= RECORD LIST =
----------

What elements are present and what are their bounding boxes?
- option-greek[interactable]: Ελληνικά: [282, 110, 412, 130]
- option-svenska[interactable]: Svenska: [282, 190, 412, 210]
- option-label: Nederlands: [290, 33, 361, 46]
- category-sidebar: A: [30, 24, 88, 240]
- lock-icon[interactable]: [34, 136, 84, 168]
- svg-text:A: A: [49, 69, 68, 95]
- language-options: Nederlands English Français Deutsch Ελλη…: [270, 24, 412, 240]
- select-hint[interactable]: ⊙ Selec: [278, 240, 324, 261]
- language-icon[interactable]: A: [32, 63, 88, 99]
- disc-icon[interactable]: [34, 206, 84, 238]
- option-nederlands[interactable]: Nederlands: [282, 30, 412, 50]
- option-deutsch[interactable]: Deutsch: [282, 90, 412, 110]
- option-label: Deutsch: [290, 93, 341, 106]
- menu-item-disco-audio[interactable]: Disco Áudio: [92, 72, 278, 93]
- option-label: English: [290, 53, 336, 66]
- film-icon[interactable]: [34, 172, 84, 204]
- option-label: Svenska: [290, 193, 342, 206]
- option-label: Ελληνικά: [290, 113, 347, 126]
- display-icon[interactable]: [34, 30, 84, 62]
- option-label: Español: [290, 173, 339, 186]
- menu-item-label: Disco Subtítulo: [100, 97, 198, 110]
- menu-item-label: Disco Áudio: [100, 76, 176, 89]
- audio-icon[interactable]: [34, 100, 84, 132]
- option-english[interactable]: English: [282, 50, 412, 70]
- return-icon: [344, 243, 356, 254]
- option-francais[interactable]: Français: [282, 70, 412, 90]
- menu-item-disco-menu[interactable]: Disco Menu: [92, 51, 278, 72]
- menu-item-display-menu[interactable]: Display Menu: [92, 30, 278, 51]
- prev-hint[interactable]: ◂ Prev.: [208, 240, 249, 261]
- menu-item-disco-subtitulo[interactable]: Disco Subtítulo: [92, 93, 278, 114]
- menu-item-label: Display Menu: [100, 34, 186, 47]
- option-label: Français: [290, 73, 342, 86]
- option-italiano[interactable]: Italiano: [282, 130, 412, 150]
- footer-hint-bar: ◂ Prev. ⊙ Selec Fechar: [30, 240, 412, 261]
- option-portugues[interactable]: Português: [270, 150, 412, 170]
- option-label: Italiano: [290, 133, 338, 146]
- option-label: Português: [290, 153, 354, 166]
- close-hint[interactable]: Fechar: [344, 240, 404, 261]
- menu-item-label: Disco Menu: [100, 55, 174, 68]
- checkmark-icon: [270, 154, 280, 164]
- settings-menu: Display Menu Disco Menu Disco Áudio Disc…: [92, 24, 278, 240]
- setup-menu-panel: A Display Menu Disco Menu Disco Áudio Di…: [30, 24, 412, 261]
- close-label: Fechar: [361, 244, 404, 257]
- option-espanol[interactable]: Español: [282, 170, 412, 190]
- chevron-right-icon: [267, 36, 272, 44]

----------

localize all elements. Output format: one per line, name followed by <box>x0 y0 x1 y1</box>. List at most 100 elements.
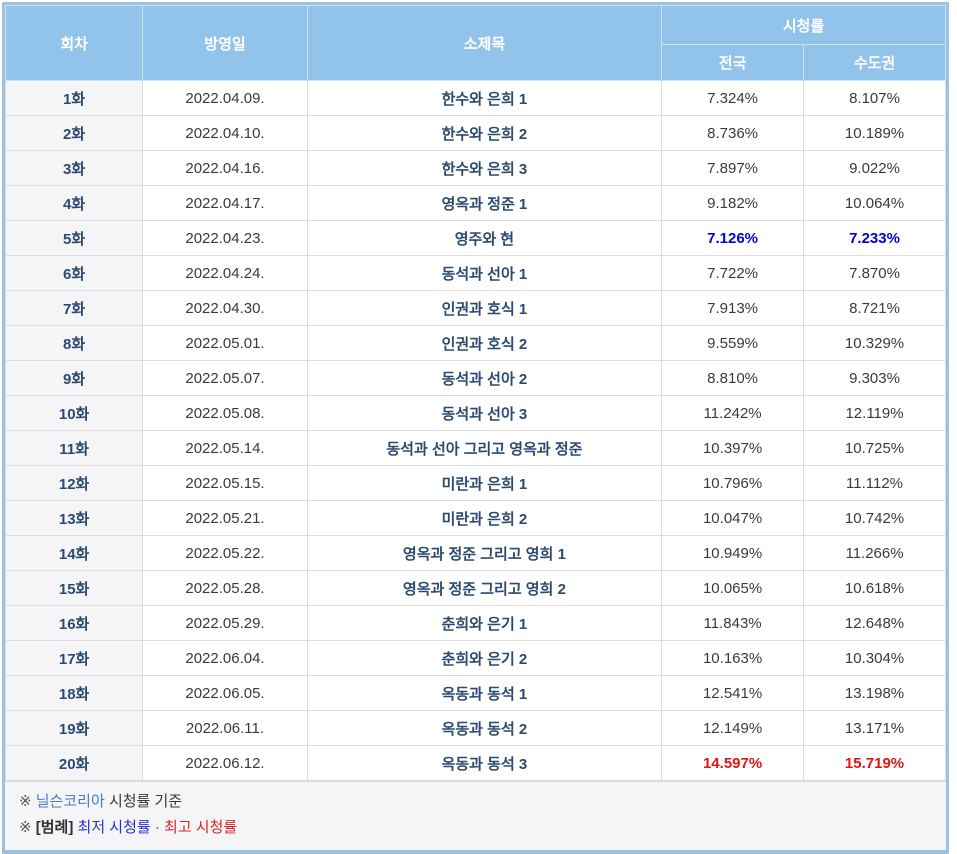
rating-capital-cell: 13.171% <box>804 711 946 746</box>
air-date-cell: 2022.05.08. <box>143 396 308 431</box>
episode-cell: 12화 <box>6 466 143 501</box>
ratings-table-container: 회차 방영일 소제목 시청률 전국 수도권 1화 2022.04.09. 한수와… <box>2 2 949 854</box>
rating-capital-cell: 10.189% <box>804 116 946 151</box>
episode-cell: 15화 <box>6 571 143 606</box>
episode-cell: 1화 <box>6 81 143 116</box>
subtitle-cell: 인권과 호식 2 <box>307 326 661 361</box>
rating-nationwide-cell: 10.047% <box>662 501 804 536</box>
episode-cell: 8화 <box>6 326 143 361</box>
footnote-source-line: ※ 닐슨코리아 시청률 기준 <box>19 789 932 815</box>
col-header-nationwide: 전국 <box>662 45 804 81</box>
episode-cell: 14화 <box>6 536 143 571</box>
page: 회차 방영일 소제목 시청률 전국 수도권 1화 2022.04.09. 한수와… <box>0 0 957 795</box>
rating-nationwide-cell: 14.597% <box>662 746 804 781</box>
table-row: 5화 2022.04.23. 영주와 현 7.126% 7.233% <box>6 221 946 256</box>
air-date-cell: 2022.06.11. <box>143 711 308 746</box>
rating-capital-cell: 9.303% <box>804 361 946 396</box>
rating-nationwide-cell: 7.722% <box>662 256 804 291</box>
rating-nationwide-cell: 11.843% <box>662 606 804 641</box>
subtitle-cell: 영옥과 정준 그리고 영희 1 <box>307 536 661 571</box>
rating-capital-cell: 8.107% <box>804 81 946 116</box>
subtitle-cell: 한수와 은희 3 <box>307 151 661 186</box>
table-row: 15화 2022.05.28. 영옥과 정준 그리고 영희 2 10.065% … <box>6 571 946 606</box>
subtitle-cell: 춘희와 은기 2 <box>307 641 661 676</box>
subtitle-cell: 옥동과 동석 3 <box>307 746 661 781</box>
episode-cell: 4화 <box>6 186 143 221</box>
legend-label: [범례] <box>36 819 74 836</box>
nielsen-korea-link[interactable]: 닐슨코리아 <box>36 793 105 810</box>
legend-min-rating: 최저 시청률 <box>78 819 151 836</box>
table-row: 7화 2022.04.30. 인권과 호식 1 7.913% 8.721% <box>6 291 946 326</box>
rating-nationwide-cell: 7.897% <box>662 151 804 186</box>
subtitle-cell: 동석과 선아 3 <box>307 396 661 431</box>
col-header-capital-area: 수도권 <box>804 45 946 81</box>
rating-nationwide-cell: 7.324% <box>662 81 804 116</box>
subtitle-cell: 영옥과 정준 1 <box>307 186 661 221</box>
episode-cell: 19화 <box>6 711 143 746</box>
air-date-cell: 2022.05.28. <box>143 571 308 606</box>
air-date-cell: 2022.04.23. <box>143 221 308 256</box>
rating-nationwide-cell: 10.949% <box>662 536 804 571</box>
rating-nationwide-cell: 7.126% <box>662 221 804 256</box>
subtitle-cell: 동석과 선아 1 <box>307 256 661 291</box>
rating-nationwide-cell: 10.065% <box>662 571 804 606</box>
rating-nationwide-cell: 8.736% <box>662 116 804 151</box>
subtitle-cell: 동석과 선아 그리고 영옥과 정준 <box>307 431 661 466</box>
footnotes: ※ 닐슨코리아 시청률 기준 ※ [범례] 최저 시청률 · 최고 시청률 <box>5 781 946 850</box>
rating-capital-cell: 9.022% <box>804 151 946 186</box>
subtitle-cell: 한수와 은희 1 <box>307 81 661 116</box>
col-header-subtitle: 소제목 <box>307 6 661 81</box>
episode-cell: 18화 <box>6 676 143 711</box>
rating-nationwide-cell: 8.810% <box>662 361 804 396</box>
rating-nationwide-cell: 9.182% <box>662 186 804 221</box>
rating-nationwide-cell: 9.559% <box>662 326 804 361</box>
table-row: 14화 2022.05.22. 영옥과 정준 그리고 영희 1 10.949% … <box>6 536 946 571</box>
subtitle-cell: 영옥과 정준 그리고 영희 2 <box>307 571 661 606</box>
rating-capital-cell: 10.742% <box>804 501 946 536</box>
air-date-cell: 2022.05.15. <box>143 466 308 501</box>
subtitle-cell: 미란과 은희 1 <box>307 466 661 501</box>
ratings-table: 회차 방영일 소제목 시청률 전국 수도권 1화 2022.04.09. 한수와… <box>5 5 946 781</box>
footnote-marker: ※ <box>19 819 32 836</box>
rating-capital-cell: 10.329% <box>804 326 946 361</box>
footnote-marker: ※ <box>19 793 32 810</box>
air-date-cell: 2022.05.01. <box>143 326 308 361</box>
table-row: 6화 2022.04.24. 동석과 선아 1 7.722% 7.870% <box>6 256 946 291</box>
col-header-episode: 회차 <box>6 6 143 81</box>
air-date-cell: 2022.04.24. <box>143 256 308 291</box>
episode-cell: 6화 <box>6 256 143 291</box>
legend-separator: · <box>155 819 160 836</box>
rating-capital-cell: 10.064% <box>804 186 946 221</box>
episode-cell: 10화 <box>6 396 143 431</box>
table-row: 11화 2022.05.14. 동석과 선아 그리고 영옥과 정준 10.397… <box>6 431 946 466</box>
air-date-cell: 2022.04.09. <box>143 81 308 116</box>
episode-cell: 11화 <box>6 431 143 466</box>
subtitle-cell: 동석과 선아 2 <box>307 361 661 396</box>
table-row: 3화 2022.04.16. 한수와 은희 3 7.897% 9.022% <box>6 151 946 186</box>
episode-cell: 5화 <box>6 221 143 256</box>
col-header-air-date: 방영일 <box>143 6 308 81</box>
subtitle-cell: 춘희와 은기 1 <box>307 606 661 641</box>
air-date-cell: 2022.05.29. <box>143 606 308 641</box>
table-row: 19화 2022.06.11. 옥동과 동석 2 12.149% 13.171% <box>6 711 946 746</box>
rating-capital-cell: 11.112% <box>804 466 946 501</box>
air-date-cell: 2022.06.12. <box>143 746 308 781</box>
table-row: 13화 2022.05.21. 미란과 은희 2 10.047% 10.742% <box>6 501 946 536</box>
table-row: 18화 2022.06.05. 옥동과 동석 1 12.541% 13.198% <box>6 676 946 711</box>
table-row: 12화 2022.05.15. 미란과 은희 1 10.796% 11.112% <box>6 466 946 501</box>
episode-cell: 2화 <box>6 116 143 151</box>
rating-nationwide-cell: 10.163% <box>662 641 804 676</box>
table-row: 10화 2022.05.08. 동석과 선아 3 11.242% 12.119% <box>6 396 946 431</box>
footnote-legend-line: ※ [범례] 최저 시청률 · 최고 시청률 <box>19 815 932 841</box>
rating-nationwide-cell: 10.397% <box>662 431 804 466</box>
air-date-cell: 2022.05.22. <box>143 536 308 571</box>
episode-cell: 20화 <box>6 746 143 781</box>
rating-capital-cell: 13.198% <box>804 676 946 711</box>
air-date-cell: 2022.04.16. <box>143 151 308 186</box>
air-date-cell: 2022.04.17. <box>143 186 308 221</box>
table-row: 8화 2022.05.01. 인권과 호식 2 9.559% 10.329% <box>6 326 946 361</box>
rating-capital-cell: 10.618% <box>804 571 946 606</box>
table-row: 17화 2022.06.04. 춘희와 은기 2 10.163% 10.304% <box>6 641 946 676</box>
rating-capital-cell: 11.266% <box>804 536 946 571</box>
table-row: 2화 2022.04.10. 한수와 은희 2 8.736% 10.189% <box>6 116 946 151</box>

----------

= WHAT TO DO =
Could you give the lines of the records above as a JSON list of strings, one string per line with blank lines left out, starting at the line that contains "rating-capital-cell: 13.171% <box>804" and continuing through the line that contains "table-row: 15화 2022.05.28.", both included?

= THE REPLY =
[
  "rating-capital-cell: 13.171% <box>804 711 946 746</box>",
  "air-date-cell: 2022.05.08. <box>143 396 308 431</box>",
  "episode-cell: 12화 <box>6 466 143 501</box>",
  "ratings-table-container: 회차 방영일 소제목 시청률 전국 수도권 1화 2022.04.09. 한수와… <box>2 2 949 854</box>",
  "rating-capital-cell: 10.189% <box>804 116 946 151</box>",
  "episode-cell: 15화 <box>6 571 143 606</box>",
  "episode-cell: 1화 <box>6 81 143 116</box>",
  "subtitle-cell: 인권과 호식 2 <box>307 326 661 361</box>",
  "rating-nationwide-cell: 10.047% <box>662 501 804 536</box>",
  "episode-cell: 8화 <box>6 326 143 361</box>",
  "footnote-source-line: ※ 닐슨코리아 시청률 기준 <box>19 789 932 815</box>",
  "col-header-nationwide: 전국 <box>662 45 804 81</box>",
  "episode-cell: 14화 <box>6 536 143 571</box>",
  "page: 회차 방영일 소제목 시청률 전국 수도권 1화 2022.04.09. 한수와… <box>0 0 957 795</box>",
  "rating-nationwide-cell: 14.597% <box>662 746 804 781</box>",
  "table-row: 5화 2022.04.23. 영주와 현 7.126% 7.233% <box>6 221 946 256</box>",
  "air-date-cell: 2022.06.11. <box>143 711 308 746</box>",
  "rating-capital-cell: 9.303% <box>804 361 946 396</box>",
  "rating-nationwide-cell: 7.722% <box>662 256 804 291</box>",
  "rating-nationwide-cell: 11.843% <box>662 606 804 641</box>",
  "subtitle-cell: 영옥과 정준 그리고 영희 1 <box>307 536 661 571</box>",
  "rating-capital-cell: 8.107% <box>804 81 946 116</box>",
  "subtitle-cell: 한수와 은희 3 <box>307 151 661 186</box>",
  "table-row: 15화 2022.05.28. 영옥과 정준 그리고 영희 2 10.065% … <box>6 571 946 606</box>"
]